═══ Material supplied

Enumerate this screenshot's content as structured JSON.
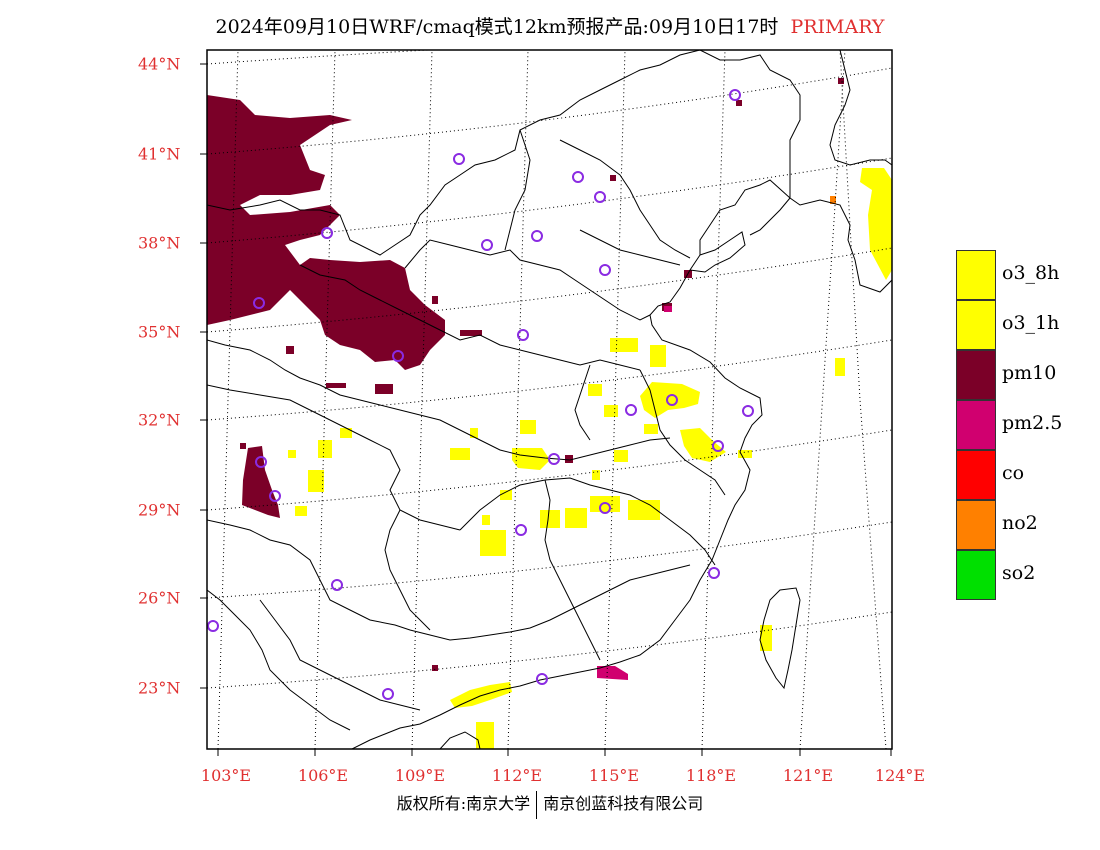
{
  "header": {
    "title": "2024年09月10日WRF/cmaq模式12km预报产品:09月10日17时",
    "badge": "PRIMARY"
  },
  "axes": {
    "lat_labels": [
      "44°N",
      "41°N",
      "38°N",
      "35°N",
      "32°N",
      "29°N",
      "26°N",
      "23°N"
    ],
    "lon_labels": [
      "103°E",
      "106°E",
      "109°E",
      "112°E",
      "115°E",
      "118°E",
      "121°E",
      "124°E"
    ]
  },
  "map": {
    "extent": {
      "lon_min": 102.7,
      "lon_max": 124.0,
      "lat_min": 21.0,
      "lat_max": 44.3
    },
    "station_marker_color": "#8a2be2",
    "layers": {
      "pm10_color": "#7b0028",
      "o3_color": "#ffff00",
      "pm25_color": "#d0006f",
      "no2_color": "#ff8000"
    }
  },
  "legend": {
    "items": [
      {
        "label": "o3_8h",
        "color": "#ffff00"
      },
      {
        "label": "o3_1h",
        "color": "#ffff00"
      },
      {
        "label": "pm10",
        "color": "#7b0028"
      },
      {
        "label": "pm2.5",
        "color": "#d0006f"
      },
      {
        "label": "co",
        "color": "#ff0000"
      },
      {
        "label": "no2",
        "color": "#ff8000"
      },
      {
        "label": "so2",
        "color": "#00e000"
      }
    ]
  },
  "footer": {
    "left": "版权所有:南京大学",
    "right": "南京创蓝科技有限公司"
  }
}
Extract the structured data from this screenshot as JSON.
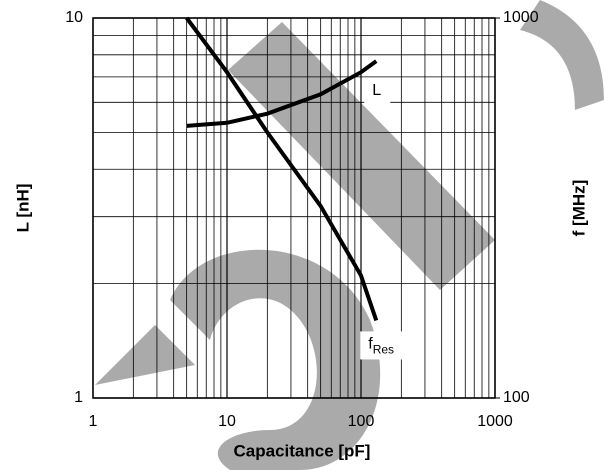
{
  "chart_data": {
    "type": "line",
    "x_label": "Capacitance [pF]",
    "y_label": "L [nH]",
    "y2_label": "f [MHz]",
    "log_x": true,
    "log_y": true,
    "log_y2": true,
    "grid": true,
    "xlim": [
      1,
      1000
    ],
    "xticks": [
      1,
      10,
      100,
      1000
    ],
    "ylim": [
      1,
      10
    ],
    "yticks": [
      1,
      10
    ],
    "y2lim": [
      100,
      1000
    ],
    "y2ticks": [
      100,
      1000
    ],
    "series": [
      {
        "name": "L",
        "color": "#000000",
        "axis": "y",
        "x": [
          5,
          10,
          20,
          50,
          100,
          130
        ],
        "values": [
          5.2,
          5.3,
          5.6,
          6.3,
          7.2,
          7.7
        ]
      },
      {
        "name": "f",
        "name_subscript": "Res",
        "color": "#000000",
        "axis": "y2",
        "x": [
          5,
          10,
          20,
          50,
          100,
          130
        ],
        "values": [
          1000,
          720,
          500,
          320,
          210,
          160
        ]
      }
    ]
  }
}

══════

# [What this task involves]
Transcribe each line above verbatim, with the pictures left out.

# [The completed task]
Enumerate this screenshot's content as structured JSON.
{
  "header": {
    "title": "2024年09月10日WRF/cmaq模式12km预报产品:09月10日17时",
    "badge": "PRIMARY"
  },
  "axes": {
    "lat_labels": [
      "44°N",
      "41°N",
      "38°N",
      "35°N",
      "32°N",
      "29°N",
      "26°N",
      "23°N"
    ],
    "lon_labels": [
      "103°E",
      "106°E",
      "109°E",
      "112°E",
      "115°E",
      "118°E",
      "121°E",
      "124°E"
    ]
  },
  "map": {
    "extent": {
      "lon_min": 102.7,
      "lon_max": 124.0,
      "lat_min": 21.0,
      "lat_max": 44.3
    },
    "station_marker_color": "#8a2be2",
    "layers": {
      "pm10_color": "#7b0028",
      "o3_color": "#ffff00",
      "pm25_color": "#d0006f",
      "no2_color": "#ff8000"
    }
  },
  "legend": {
    "items": [
      {
        "label": "o3_8h",
        "color": "#ffff00"
      },
      {
        "label": "o3_1h",
        "color": "#ffff00"
      },
      {
        "label": "pm10",
        "color": "#7b0028"
      },
      {
        "label": "pm2.5",
        "color": "#d0006f"
      },
      {
        "label": "co",
        "color": "#ff0000"
      },
      {
        "label": "no2",
        "color": "#ff8000"
      },
      {
        "label": "so2",
        "color": "#00e000"
      }
    ]
  },
  "footer": {
    "left": "版权所有:南京大学",
    "right": "南京创蓝科技有限公司"
  }
}
Extract the structured data from this screenshot as JSON.
{
  "chart_data": {
    "type": "line",
    "x_label": "Capacitance [pF]",
    "y_label": "L [nH]",
    "y2_label": "f [MHz]",
    "log_x": true,
    "log_y": true,
    "log_y2": true,
    "grid": true,
    "xlim": [
      1,
      1000
    ],
    "xticks": [
      1,
      10,
      100,
      1000
    ],
    "ylim": [
      1,
      10
    ],
    "yticks": [
      1,
      10
    ],
    "y2lim": [
      100,
      1000
    ],
    "y2ticks": [
      100,
      1000
    ],
    "series": [
      {
        "name": "L",
        "color": "#000000",
        "axis": "y",
        "x": [
          5,
          10,
          20,
          50,
          100,
          130
        ],
        "values": [
          5.2,
          5.3,
          5.6,
          6.3,
          7.2,
          7.7
        ]
      },
      {
        "name": "f",
        "name_subscript": "Res",
        "color": "#000000",
        "axis": "y2",
        "x": [
          5,
          10,
          20,
          50,
          100,
          130
        ],
        "values": [
          1000,
          720,
          500,
          320,
          210,
          160
        ]
      }
    ]
  }
}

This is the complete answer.